- Directive:
In the material below, find each line holding the string "cabeza" and copy it.

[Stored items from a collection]
▬▬▬

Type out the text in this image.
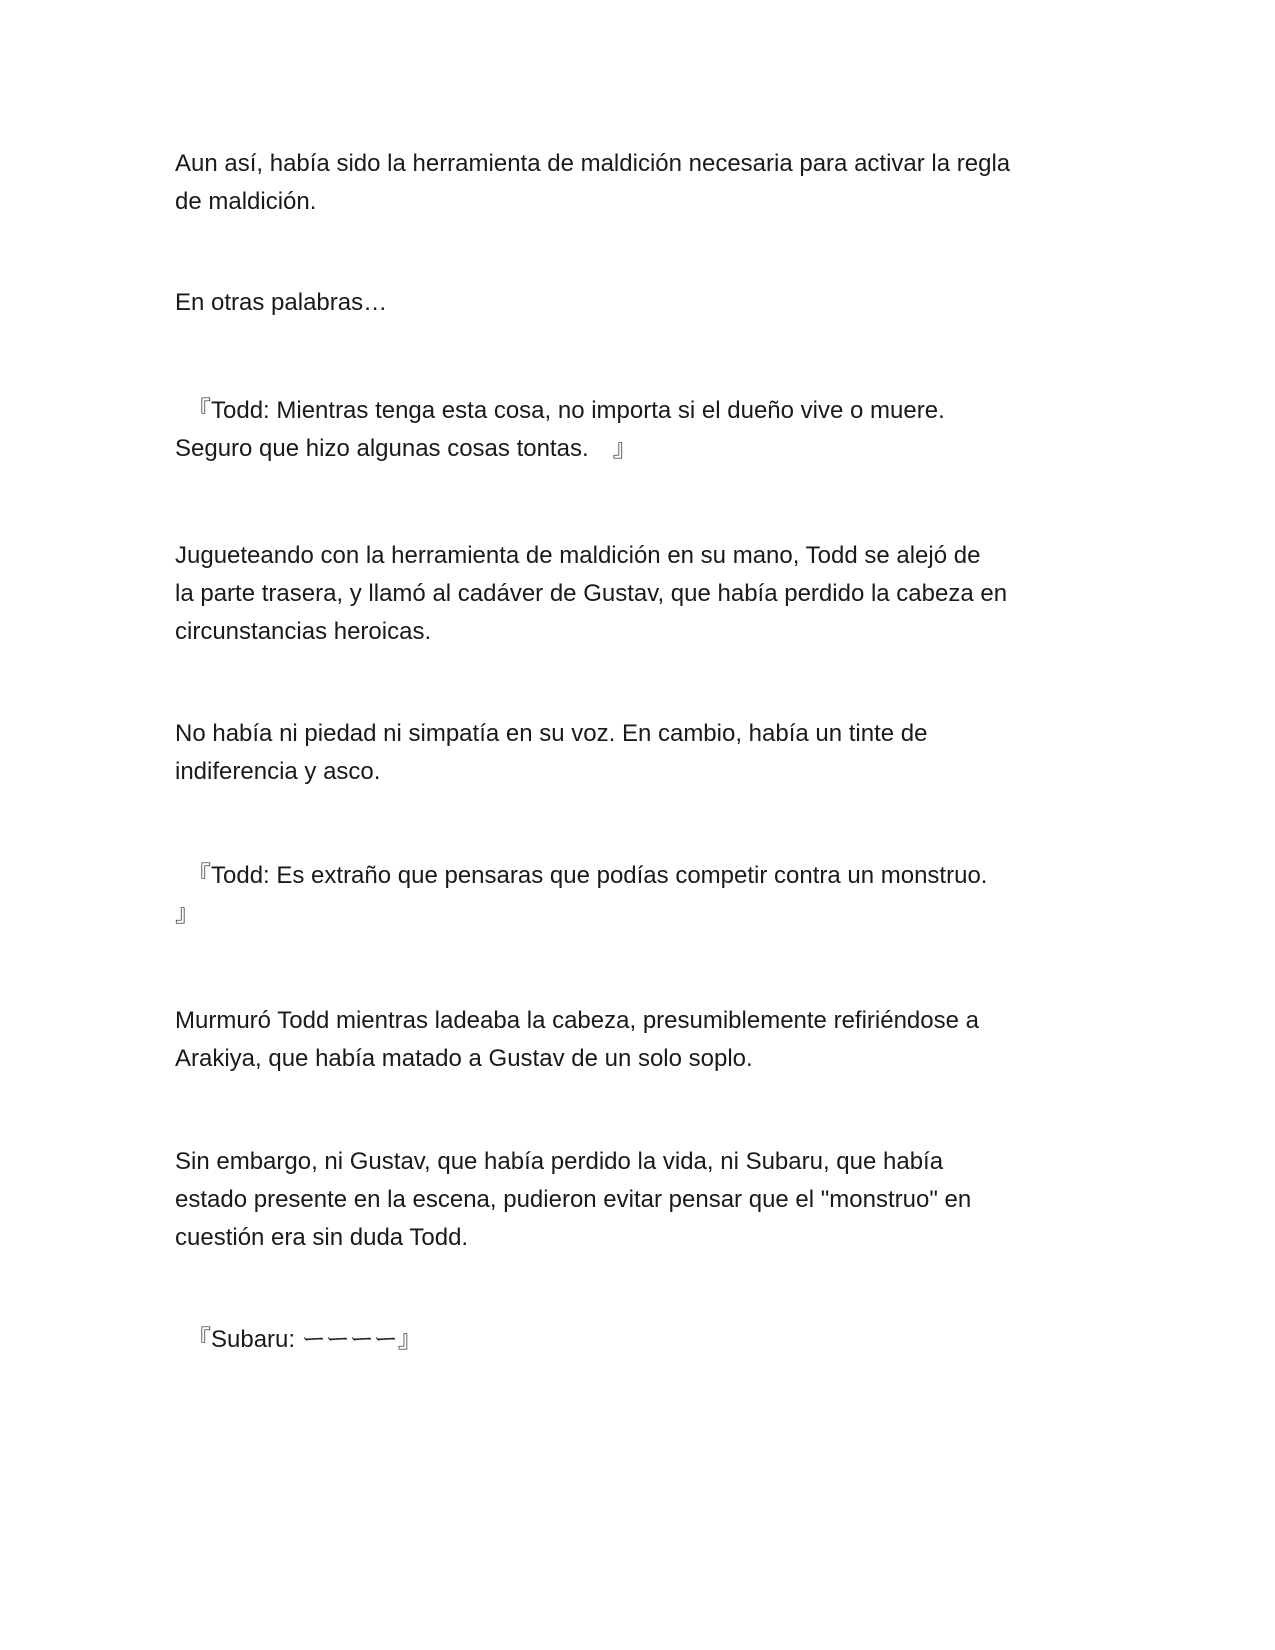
Aun así, había sido la herramienta de maldición necesaria para activar la regla
de maldición.

En otras palabras…

　『Todd: Mientras tenga esta cosa, no importa si el dueño vive o muere.
Seguro que hizo algunas cosas tontas.　』

Jugueteando con la herramienta de maldición en su mano, Todd se alejó de
la parte trasera, y llamó al cadáver de Gustav, que había perdido la cabeza en
circunstancias heroicas.

No había ni piedad ni simpatía en su voz. En cambio, había un tinte de
indiferencia y asco.

　『Todd: Es extraño que pensaras que podías competir contra un monstruo.
』

Murmuró Todd mientras ladeaba la cabeza, presumiblemente refiriéndose a
Arakiya, que había matado a Gustav de un solo soplo.

Sin embargo, ni Gustav, que había perdido la vida, ni Subaru, que había
estado presente en la escena, pudieron evitar pensar que el "monstruo" en
cuestión era sin duda Todd.

　『Subaru: ーーーー』
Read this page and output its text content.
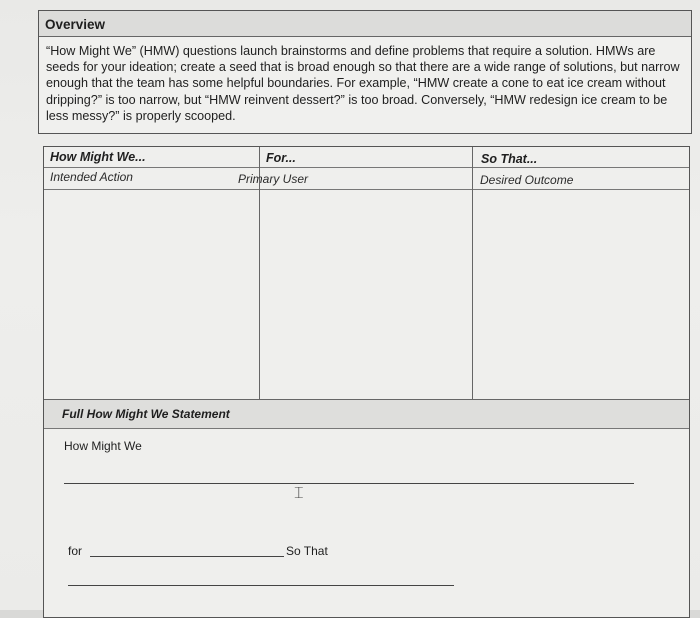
Overview
“How Might We” (HMW) questions launch brainstorms and define problems that require a solution. HMWs are seeds for your ideation; create a seed that is broad enough so that there are a wide range of solutions, but narrow enough that the team has some helpful boundaries. For example, “HMW create a cone to eat ice cream without dripping?” is too narrow, but “HMW reinvent dessert?” is too broad. Conversely, “HMW redesign ice cream to be less messy?” is properly scooped.
How Might We...
Intended Action
For...
Primary User
So That...
Desired Outcome
Full How Might We Statement
How Might We
⌶
for	So That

▬▬▬

- Response:
la parte trasera, y llamó al cadáver de Gustav, que había perdido la cabeza en
Murmuró Todd mientras ladeaba la cabeza, presumiblemente refiriéndose a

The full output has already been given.